PROVIDED DATA>
++++++++
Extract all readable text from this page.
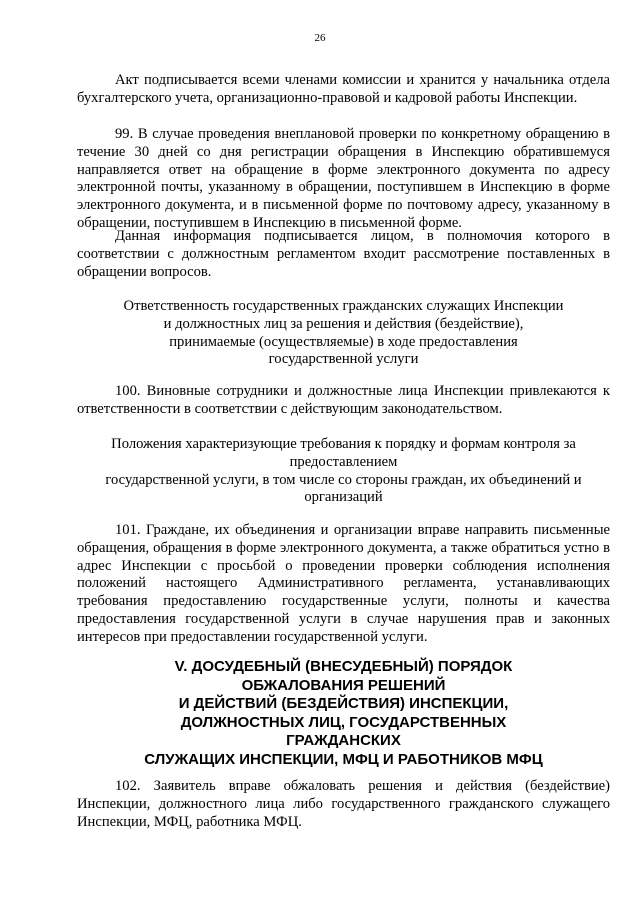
26

Акт подписывается всеми членами комиссии и хранится у начальника отдела бухгалтерского учета, организационно-правовой и кадровой работы Инспекции.

99. В случае проведения внеплановой проверки по конкретному обращению в течение 30 дней со дня регистрации обращения в Инспекцию обратившемуся направляется ответ на обращение в форме электронного документа по адресу электронной почты, указанному в обращении, поступившем в Инспекцию в форме электронного документа, и в письменной форме по почтовому адресу, указанному в обращении, поступившем в Инспекцию в письменной форме.

Данная информация подписывается лицом, в полномочия которого в соответствии с должностным регламентом входит рассмотрение поставленных в обращении вопросов.

Ответственность государственных гражданских служащих Инспекции

и должностных лиц за решения и действия (бездействие),

принимаемые (осуществляемые) в ходе предоставления

государственной услуги

100. Виновные сотрудники и должностные лица Инспекции привлекаются к ответственности в соответствии с действующим законодательством.

Положения характеризующие требования к порядку и формам контроля за

предоставлением

государственной услуги, в том числе со стороны граждан, их объединений и

организаций

101. Граждане, их объединения и организации вправе направить письменные обращения, обращения в форме электронного документа, а также обратиться устно в адрес Инспекции с просьбой о проведении проверки соблюдения исполнения положений настоящего Административного регламента, устанавливающих требования предоставлению государственные услуги, полноты и качества предоставления государственной услуги в случае нарушения прав и законных интересов при предоставлении государственной услуги.

V. ДОСУДЕБНЫЙ (ВНЕСУДЕБНЫЙ) ПОРЯДОК

ОБЖАЛОВАНИЯ РЕШЕНИЙ

И ДЕЙСТВИЙ (БЕЗДЕЙСТВИЯ) ИНСПЕКЦИИ,

ДОЛЖНОСТНЫХ ЛИЦ, ГОСУДАРСТВЕННЫХ

ГРАЖДАНСКИХ

СЛУЖАЩИХ ИНСПЕКЦИИ, МФЦ И РАБОТНИКОВ МФЦ

102. Заявитель вправе обжаловать решения и действия (бездействие) Инспекции, должностного лица либо государственного гражданского служащего Инспекции, МФЦ, работника МФЦ.
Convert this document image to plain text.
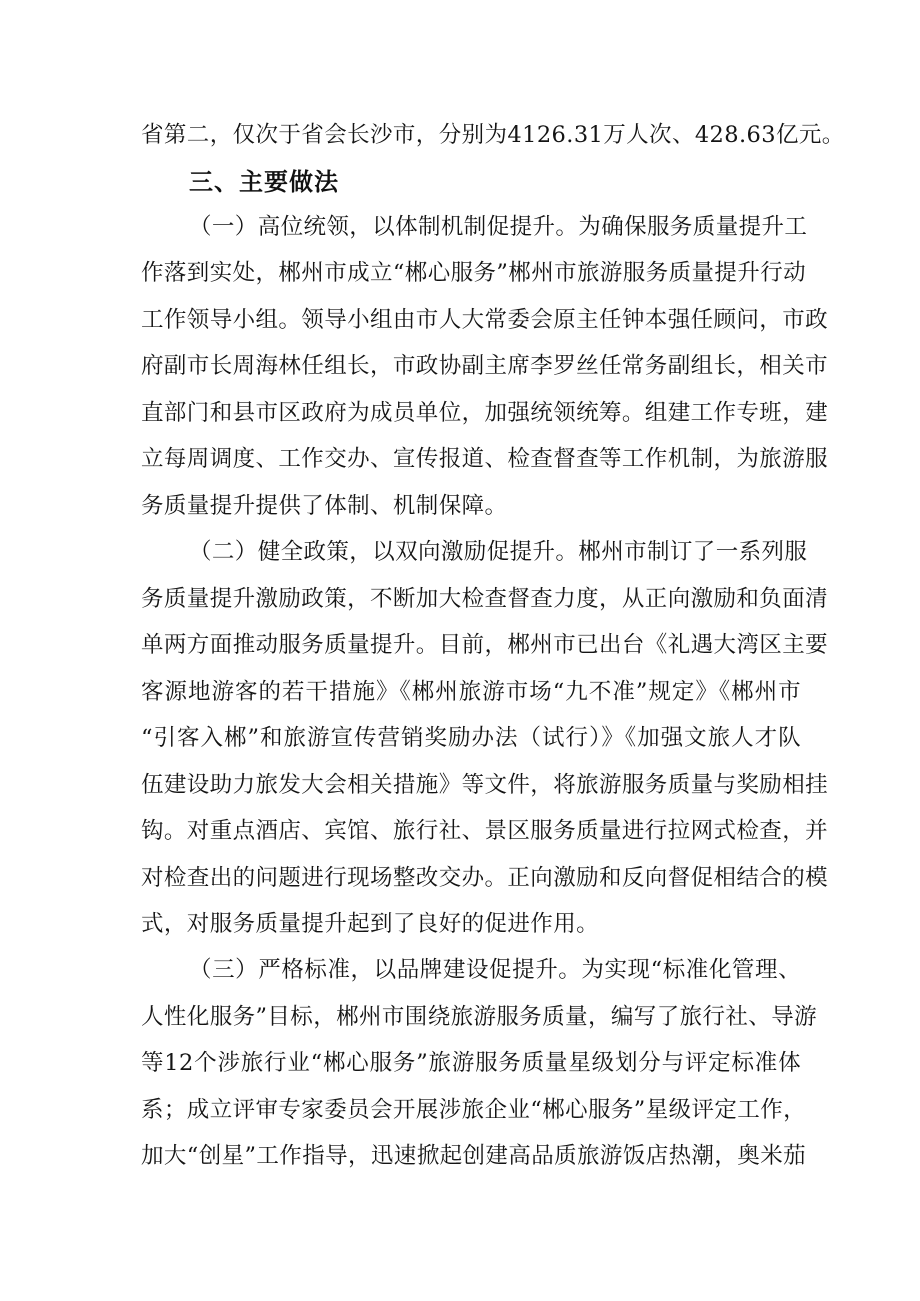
省第二，仅次于省会长沙市，分别为4126.31万人次、428.63亿元。
三、主要做法
（一）高位统领，以体制机制促提升。为确保服务质量提升工
作落到实处，郴州市成立“郴心服务”郴州市旅游服务质量提升行动
工作领导小组。领导小组由市人大常委会原主任钟本强任顾问，市政
府副市长周海林任组长，市政协副主席李罗丝任常务副组长，相关市
直部门和县市区政府为成员单位，加强统领统筹。组建工作专班，建
立每周调度、工作交办、宣传报道、检查督查等工作机制，为旅游服
务质量提升提供了体制、机制保障。
（二）健全政策，以双向激励促提升。郴州市制订了一系列服
务质量提升激励政策，不断加大检查督查力度，从正向激励和负面清
单两方面推动服务质量提升。目前，郴州市已出台《礼遇大湾区主要
客源地游客的若干措施》《郴州旅游市场“九不准”规定》《郴州市
“引客入郴”和旅游宣传营销奖励办法（试行）》《加强文旅人才队
伍建设助力旅发大会相关措施》等文件，将旅游服务质量与奖励相挂
钩。对重点酒店、宾馆、旅行社、景区服务质量进行拉网式检查，并
对检查出的问题进行现场整改交办。正向激励和反向督促相结合的模
式，对服务质量提升起到了良好的促进作用。
（三）严格标准，以品牌建设促提升。为实现“标准化管理、
人性化服务”目标，郴州市围绕旅游服务质量，编写了旅行社、导游
等12个涉旅行业“郴心服务”旅游服务质量星级划分与评定标准体
系；成立评审专家委员会开展涉旅企业“郴心服务”星级评定工作，
加大“创星”工作指导，迅速掀起创建高品质旅游饭店热潮，奥米茄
++++++++
TASK INSTRUCTIONS>
Every line should be retyped exactly, with the pictures omitted.

TASK RESPONSE>
Extract all readable text from this page.
26

Акт подписывается всеми членами комиссии и хранится у начальника отдела бухгалтерского учета, организационно-правовой и кадровой работы Инспекции.

99. В случае проведения внеплановой проверки по конкретному обращению в течение 30 дней со дня регистрации обращения в Инспекцию обратившемуся направляется ответ на обращение в форме электронного документа по адресу электронной почты, указанному в обращении, поступившем в Инспекцию в форме электронного документа, и в письменной форме по почтовому адресу, указанному в обращении, поступившем в Инспекцию в письменной форме.

Данная информация подписывается лицом, в полномочия которого в соответствии с должностным регламентом входит рассмотрение поставленных в обращении вопросов.

Ответственность государственных гражданских служащих Инспекции

и должностных лиц за решения и действия (бездействие),

принимаемые (осуществляемые) в ходе предоставления

государственной услуги

100. Виновные сотрудники и должностные лица Инспекции привлекаются к ответственности в соответствии с действующим законодательством.

Положения характеризующие требования к порядку и формам контроля за

предоставлением

государственной услуги, в том числе со стороны граждан, их объединений и

организаций

101. Граждане, их объединения и организации вправе направить письменные обращения, обращения в форме электронного документа, а также обратиться устно в адрес Инспекции с просьбой о проведении проверки соблюдения исполнения положений настоящего Административного регламента, устанавливающих требования предоставлению государственные услуги, полноты и качества предоставления государственной услуги в случае нарушения прав и законных интересов при предоставлении государственной услуги.

V. ДОСУДЕБНЫЙ (ВНЕСУДЕБНЫЙ) ПОРЯДОК

ОБЖАЛОВАНИЯ РЕШЕНИЙ

И ДЕЙСТВИЙ (БЕЗДЕЙСТВИЯ) ИНСПЕКЦИИ,

ДОЛЖНОСТНЫХ ЛИЦ, ГОСУДАРСТВЕННЫХ

ГРАЖДАНСКИХ

СЛУЖАЩИХ ИНСПЕКЦИИ, МФЦ И РАБОТНИКОВ МФЦ

102. Заявитель вправе обжаловать решения и действия (бездействие) Инспекции, должностного лица либо государственного гражданского служащего Инспекции, МФЦ, работника МФЦ.
Convert this document image to plain text.
省第二，仅次于省会长沙市，分别为4126.31万人次、428.63亿元。
三、主要做法
（一）高位统领，以体制机制促提升。为确保服务质量提升工
作落到实处，郴州市成立“郴心服务”郴州市旅游服务质量提升行动
工作领导小组。领导小组由市人大常委会原主任钟本强任顾问，市政
府副市长周海林任组长，市政协副主席李罗丝任常务副组长，相关市
直部门和县市区政府为成员单位，加强统领统筹。组建工作专班，建
立每周调度、工作交办、宣传报道、检查督查等工作机制，为旅游服
务质量提升提供了体制、机制保障。
（二）健全政策，以双向激励促提升。郴州市制订了一系列服
务质量提升激励政策，不断加大检查督查力度，从正向激励和负面清
单两方面推动服务质量提升。目前，郴州市已出台《礼遇大湾区主要
客源地游客的若干措施》《郴州旅游市场“九不准”规定》《郴州市
“引客入郴”和旅游宣传营销奖励办法（试行）》《加强文旅人才队
伍建设助力旅发大会相关措施》等文件，将旅游服务质量与奖励相挂
钩。对重点酒店、宾馆、旅行社、景区服务质量进行拉网式检查，并
对检查出的问题进行现场整改交办。正向激励和反向督促相结合的模
式，对服务质量提升起到了良好的促进作用。
（三）严格标准，以品牌建设促提升。为实现“标准化管理、
人性化服务”目标，郴州市围绕旅游服务质量，编写了旅行社、导游
等12个涉旅行业“郴心服务”旅游服务质量星级划分与评定标准体
系；成立评审专家委员会开展涉旅企业“郴心服务”星级评定工作，
加大“创星”工作指导，迅速掀起创建高品质旅游饭店热潮，奥米茄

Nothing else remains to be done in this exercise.